Tally the lines holding the word "Competition" and state the count by itself.

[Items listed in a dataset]
--------------------------------

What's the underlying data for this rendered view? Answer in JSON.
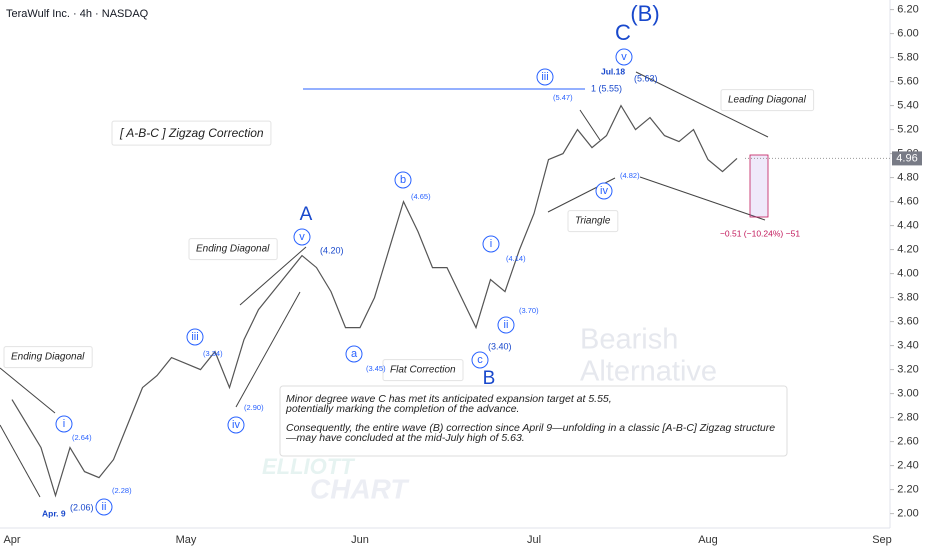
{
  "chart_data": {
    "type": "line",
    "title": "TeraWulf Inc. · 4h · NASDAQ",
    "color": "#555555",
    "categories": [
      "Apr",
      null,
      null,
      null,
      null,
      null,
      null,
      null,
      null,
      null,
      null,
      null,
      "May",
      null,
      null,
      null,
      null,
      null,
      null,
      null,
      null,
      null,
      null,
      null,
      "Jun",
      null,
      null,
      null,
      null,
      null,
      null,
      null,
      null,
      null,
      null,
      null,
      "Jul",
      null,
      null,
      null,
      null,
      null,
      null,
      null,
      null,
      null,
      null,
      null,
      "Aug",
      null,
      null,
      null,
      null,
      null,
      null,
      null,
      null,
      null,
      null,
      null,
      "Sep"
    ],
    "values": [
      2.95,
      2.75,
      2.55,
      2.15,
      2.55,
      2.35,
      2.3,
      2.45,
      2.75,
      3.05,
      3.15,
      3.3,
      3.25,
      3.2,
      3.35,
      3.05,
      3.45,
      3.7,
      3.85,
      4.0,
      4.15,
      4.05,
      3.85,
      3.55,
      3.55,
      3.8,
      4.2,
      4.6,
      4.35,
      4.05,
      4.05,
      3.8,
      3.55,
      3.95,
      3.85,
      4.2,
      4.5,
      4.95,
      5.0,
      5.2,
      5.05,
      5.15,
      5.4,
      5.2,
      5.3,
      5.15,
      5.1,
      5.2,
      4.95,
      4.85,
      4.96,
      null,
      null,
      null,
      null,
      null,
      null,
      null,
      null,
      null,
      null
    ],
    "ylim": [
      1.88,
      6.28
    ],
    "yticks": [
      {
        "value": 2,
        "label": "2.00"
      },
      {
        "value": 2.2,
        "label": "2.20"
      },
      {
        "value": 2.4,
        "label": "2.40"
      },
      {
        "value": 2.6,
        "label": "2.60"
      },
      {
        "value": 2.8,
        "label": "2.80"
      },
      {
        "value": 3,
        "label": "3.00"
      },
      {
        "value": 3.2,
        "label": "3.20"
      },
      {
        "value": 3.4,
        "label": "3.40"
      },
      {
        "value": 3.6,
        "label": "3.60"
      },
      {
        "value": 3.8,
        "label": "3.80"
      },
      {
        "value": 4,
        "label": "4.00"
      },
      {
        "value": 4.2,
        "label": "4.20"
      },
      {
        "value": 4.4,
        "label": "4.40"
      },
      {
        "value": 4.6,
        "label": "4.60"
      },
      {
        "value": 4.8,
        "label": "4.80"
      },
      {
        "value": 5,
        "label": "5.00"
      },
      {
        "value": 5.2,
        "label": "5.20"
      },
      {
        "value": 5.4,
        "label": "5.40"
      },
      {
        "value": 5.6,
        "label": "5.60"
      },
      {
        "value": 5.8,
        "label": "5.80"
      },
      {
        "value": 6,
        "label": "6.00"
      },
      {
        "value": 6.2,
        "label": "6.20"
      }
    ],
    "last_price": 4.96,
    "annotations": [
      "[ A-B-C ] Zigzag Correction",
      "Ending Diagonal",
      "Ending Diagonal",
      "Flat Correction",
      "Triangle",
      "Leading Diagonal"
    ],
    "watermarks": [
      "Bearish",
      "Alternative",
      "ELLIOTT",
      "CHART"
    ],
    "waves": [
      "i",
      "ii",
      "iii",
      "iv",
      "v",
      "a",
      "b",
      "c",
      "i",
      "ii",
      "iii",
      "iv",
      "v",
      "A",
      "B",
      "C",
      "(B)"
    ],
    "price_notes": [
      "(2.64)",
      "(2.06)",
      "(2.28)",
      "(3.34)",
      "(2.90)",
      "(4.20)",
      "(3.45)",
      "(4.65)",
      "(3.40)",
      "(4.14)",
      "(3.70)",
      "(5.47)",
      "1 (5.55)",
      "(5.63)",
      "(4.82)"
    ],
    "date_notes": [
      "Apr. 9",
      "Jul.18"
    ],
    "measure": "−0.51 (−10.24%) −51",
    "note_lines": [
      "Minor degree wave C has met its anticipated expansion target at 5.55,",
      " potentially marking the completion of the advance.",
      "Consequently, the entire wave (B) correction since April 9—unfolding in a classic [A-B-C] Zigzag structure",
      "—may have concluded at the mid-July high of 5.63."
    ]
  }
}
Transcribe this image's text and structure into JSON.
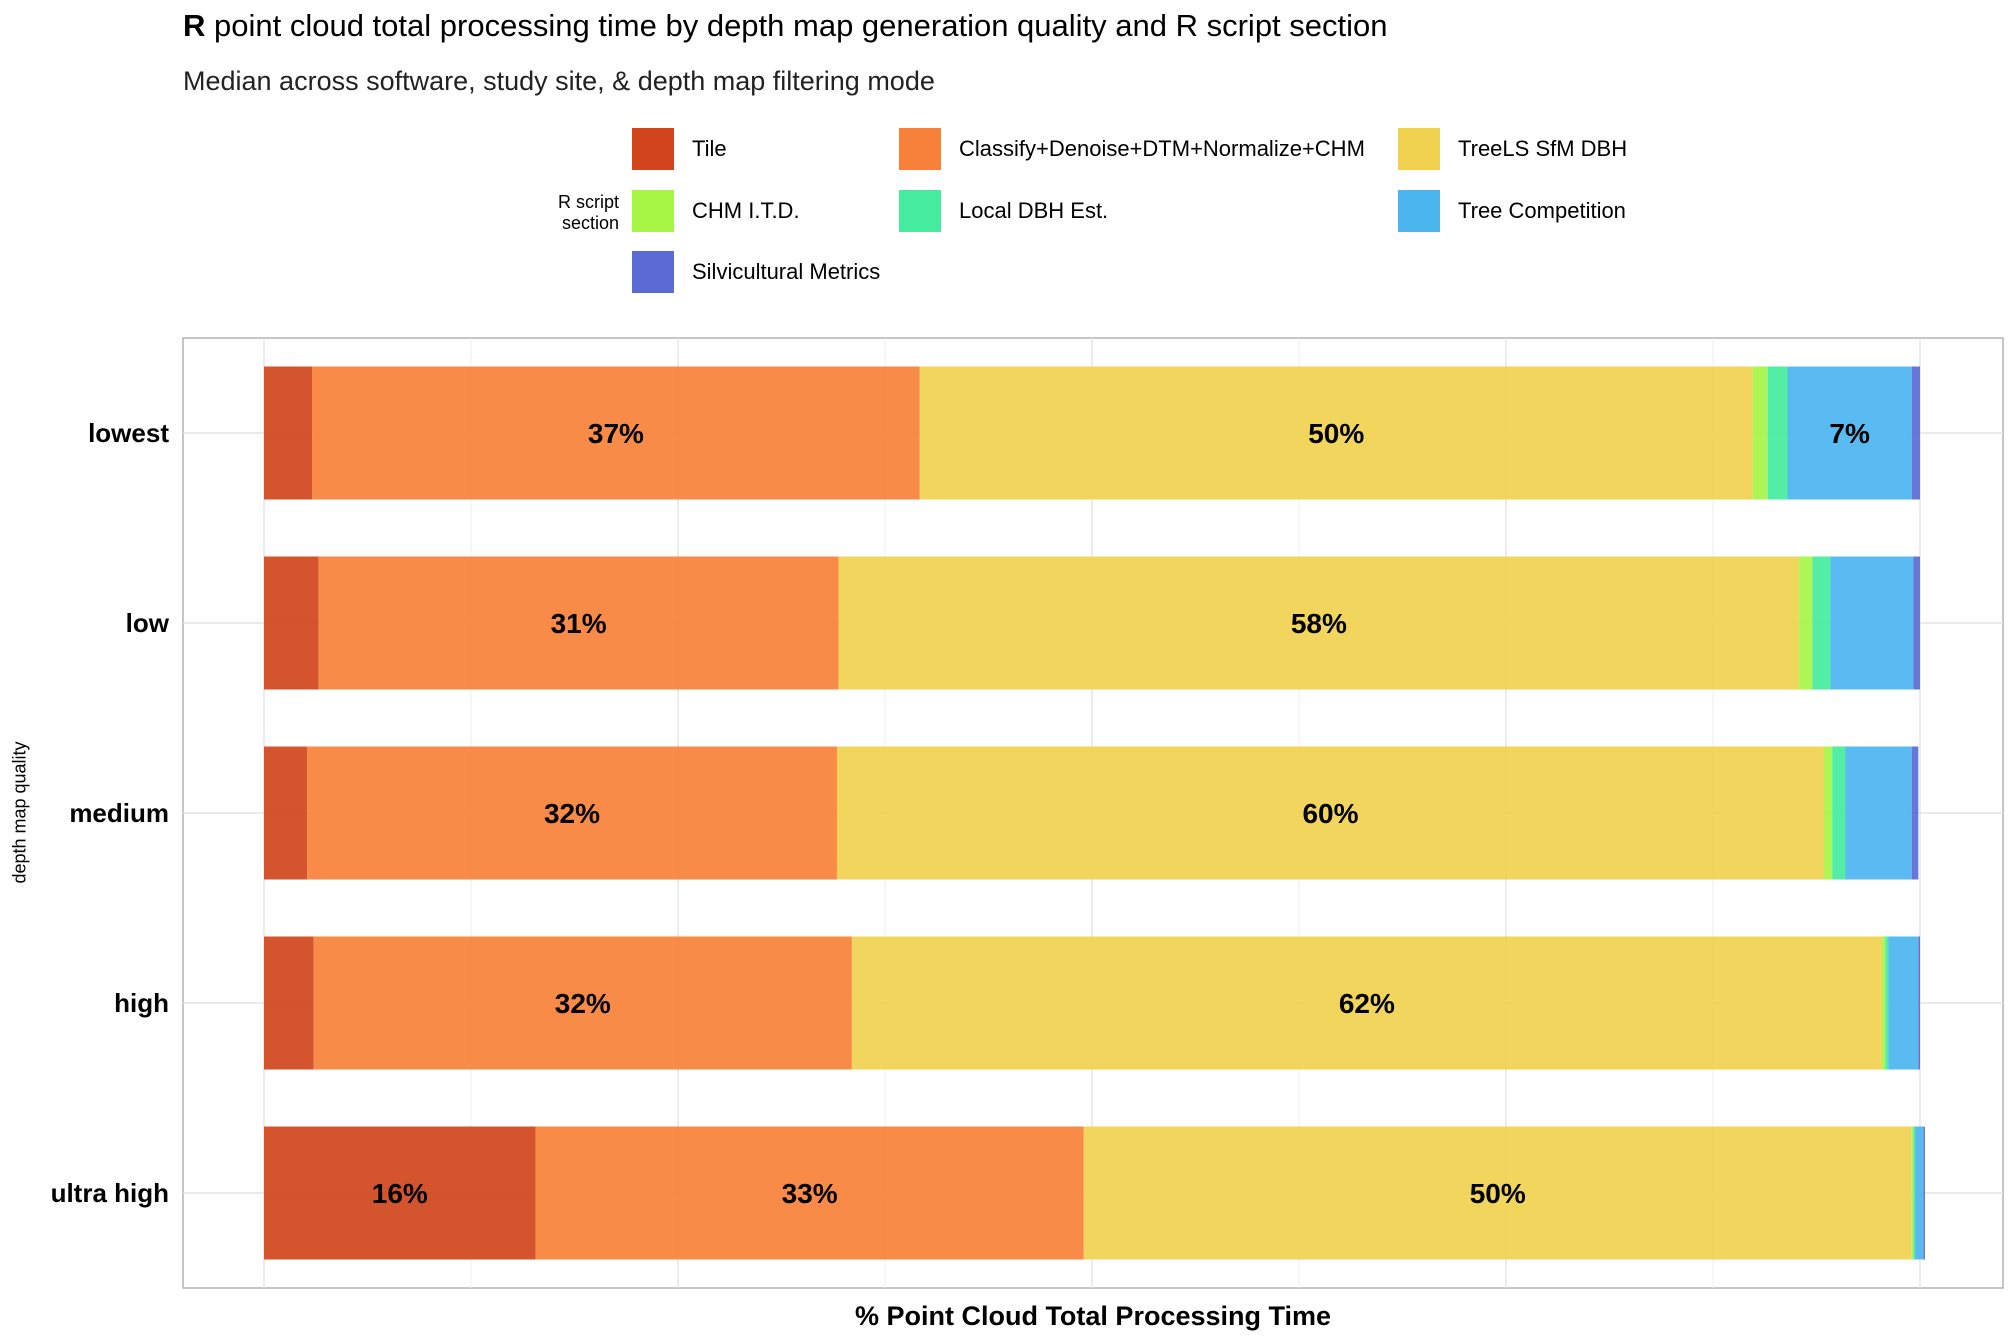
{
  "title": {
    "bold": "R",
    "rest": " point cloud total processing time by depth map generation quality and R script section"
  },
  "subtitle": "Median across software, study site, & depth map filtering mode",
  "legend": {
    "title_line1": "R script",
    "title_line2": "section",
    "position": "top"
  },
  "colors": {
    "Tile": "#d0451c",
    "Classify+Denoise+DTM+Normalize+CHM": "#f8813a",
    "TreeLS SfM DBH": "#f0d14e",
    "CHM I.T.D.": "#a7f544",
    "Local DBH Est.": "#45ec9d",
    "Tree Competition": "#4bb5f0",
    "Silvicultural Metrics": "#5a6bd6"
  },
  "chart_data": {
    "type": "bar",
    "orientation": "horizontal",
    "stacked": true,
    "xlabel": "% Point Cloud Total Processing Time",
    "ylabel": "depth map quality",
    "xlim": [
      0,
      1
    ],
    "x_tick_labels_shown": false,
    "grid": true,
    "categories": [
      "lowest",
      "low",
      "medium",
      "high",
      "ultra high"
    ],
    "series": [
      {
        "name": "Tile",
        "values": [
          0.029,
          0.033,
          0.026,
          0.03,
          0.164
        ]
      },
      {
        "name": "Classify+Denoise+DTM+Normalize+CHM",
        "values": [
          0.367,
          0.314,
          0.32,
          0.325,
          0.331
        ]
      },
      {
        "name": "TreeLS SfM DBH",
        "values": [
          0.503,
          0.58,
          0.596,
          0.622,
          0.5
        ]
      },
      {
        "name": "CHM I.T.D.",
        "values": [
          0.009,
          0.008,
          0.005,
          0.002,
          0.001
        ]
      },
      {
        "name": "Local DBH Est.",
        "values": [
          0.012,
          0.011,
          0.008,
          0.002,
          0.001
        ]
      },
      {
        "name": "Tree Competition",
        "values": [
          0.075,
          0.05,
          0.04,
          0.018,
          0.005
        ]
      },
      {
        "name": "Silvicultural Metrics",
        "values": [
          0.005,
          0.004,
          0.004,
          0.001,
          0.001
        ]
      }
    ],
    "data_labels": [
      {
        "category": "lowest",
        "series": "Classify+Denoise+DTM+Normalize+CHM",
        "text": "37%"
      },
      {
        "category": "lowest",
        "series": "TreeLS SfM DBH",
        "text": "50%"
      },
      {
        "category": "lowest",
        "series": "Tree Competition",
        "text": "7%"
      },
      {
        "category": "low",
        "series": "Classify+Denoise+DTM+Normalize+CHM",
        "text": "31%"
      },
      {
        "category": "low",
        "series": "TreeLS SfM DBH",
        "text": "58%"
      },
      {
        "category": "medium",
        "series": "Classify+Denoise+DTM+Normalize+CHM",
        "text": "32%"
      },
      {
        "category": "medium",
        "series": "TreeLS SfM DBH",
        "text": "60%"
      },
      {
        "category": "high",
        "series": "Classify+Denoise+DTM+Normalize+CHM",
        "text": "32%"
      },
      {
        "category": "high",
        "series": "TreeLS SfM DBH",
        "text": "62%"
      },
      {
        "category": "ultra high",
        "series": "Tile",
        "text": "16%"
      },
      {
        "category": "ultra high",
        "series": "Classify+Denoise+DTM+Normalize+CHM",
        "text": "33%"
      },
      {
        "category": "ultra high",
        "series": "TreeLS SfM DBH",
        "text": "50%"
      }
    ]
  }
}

--------------------------------

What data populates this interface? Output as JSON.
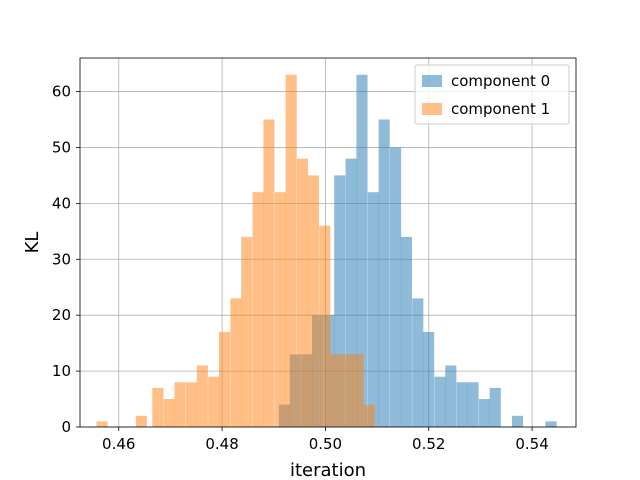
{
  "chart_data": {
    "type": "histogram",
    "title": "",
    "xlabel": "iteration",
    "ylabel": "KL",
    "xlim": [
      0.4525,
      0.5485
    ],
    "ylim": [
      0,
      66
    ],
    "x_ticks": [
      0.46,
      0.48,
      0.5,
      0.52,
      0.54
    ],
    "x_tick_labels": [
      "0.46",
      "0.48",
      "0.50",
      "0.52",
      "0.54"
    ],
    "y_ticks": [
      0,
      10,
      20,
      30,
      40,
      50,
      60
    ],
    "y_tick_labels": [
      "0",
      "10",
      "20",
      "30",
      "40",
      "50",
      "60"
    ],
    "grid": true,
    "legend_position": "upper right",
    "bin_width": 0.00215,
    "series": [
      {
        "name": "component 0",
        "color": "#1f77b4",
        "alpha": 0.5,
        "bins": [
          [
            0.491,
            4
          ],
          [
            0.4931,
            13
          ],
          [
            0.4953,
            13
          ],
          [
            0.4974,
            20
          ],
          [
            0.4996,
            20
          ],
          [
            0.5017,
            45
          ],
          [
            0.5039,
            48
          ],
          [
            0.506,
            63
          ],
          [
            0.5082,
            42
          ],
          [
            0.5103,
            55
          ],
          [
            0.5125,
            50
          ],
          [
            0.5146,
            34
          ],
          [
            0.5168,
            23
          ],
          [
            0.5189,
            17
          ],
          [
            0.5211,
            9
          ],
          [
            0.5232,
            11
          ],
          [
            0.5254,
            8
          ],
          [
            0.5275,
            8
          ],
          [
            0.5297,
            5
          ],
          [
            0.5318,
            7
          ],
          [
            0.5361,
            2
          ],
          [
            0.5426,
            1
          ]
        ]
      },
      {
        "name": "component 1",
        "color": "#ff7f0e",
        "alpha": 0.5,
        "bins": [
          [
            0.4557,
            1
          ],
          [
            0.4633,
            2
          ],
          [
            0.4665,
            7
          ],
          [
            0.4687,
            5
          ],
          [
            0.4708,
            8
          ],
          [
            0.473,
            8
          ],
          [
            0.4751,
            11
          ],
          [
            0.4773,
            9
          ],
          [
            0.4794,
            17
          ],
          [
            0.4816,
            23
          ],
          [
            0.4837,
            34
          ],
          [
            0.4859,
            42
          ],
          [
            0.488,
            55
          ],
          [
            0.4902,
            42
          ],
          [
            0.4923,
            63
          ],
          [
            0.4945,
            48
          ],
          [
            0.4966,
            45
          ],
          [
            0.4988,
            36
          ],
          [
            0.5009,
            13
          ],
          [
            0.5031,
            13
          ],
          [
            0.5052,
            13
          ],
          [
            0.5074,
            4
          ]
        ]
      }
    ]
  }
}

--------------------------------

**Problem solution:**
3